▸ EXERCISE DETAILS
Can you pull out each line of the data below that includes the word "avoir"?

+++

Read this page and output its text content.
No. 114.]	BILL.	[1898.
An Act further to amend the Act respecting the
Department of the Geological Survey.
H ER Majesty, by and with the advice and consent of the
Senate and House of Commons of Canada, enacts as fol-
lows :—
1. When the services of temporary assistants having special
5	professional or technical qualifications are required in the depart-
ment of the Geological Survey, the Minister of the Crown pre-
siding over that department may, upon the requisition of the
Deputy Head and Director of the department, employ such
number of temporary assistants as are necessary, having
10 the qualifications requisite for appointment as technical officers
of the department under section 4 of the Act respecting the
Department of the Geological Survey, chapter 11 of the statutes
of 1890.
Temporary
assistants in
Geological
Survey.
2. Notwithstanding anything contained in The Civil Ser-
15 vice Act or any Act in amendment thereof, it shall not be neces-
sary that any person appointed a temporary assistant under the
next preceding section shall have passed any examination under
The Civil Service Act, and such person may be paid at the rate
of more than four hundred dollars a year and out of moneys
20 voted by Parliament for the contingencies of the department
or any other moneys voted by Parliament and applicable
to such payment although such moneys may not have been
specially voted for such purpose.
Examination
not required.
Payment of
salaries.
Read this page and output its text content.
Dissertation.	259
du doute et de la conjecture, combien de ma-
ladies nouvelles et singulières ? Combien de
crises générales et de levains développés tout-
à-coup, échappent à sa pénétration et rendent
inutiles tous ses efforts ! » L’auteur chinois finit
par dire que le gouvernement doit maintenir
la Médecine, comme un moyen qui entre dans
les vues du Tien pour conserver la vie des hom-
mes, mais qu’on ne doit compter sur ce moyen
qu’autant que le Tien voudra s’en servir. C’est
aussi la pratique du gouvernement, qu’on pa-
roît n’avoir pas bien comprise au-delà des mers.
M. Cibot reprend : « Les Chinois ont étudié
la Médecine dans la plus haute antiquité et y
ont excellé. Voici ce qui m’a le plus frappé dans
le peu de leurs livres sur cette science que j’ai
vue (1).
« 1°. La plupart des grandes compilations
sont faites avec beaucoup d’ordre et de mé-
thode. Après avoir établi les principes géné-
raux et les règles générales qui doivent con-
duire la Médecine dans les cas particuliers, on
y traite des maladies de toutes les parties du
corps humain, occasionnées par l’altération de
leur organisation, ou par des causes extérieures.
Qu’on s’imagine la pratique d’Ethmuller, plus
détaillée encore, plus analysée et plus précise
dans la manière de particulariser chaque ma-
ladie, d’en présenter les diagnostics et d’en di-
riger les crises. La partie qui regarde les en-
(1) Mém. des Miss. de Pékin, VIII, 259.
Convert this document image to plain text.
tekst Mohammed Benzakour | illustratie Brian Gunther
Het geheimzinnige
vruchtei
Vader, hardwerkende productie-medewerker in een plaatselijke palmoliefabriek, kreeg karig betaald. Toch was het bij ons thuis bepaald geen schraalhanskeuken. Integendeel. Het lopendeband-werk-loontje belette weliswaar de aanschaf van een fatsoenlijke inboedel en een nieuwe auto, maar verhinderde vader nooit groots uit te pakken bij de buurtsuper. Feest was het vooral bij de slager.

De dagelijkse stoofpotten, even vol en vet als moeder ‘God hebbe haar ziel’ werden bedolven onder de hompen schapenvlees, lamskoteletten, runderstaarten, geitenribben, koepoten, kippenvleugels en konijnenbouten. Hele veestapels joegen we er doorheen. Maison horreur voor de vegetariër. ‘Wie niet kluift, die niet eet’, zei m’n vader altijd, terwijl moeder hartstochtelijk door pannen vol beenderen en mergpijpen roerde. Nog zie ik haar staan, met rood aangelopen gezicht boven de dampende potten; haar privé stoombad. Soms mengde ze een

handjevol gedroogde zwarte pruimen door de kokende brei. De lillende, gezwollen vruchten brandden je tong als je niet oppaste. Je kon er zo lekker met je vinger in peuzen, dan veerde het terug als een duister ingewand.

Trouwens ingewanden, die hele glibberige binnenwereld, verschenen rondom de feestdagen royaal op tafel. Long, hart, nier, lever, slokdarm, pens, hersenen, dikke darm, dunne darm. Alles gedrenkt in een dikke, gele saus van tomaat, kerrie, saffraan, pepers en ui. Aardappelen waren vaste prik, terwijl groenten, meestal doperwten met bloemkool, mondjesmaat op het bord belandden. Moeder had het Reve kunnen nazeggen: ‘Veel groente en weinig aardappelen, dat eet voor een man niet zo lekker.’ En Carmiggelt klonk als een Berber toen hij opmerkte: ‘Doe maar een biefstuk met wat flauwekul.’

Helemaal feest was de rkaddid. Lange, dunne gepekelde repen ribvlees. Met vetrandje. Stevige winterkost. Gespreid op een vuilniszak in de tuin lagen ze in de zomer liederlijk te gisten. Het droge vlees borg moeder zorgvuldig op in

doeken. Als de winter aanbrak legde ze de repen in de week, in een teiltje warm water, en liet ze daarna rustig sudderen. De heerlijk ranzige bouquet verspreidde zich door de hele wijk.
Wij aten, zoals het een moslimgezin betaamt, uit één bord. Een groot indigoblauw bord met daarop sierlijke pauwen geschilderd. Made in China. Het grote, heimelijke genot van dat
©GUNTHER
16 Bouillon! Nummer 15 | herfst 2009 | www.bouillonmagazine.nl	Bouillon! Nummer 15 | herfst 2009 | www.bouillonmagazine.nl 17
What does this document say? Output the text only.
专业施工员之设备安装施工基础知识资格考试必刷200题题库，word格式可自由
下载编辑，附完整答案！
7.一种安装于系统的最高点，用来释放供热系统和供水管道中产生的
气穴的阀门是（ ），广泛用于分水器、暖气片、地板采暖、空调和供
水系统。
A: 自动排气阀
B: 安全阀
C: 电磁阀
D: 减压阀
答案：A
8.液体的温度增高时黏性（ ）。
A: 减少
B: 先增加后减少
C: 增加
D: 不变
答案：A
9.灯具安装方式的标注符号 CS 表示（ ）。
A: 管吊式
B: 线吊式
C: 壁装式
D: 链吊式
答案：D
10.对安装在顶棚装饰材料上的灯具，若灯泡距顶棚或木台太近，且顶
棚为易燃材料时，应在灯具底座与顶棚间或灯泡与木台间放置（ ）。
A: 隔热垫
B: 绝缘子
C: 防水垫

+++

▸ WRITTEN SOLUTION
roît n’avoir pas bien comprise au-delà des mers.
thode. Après avoir établi les principes géné-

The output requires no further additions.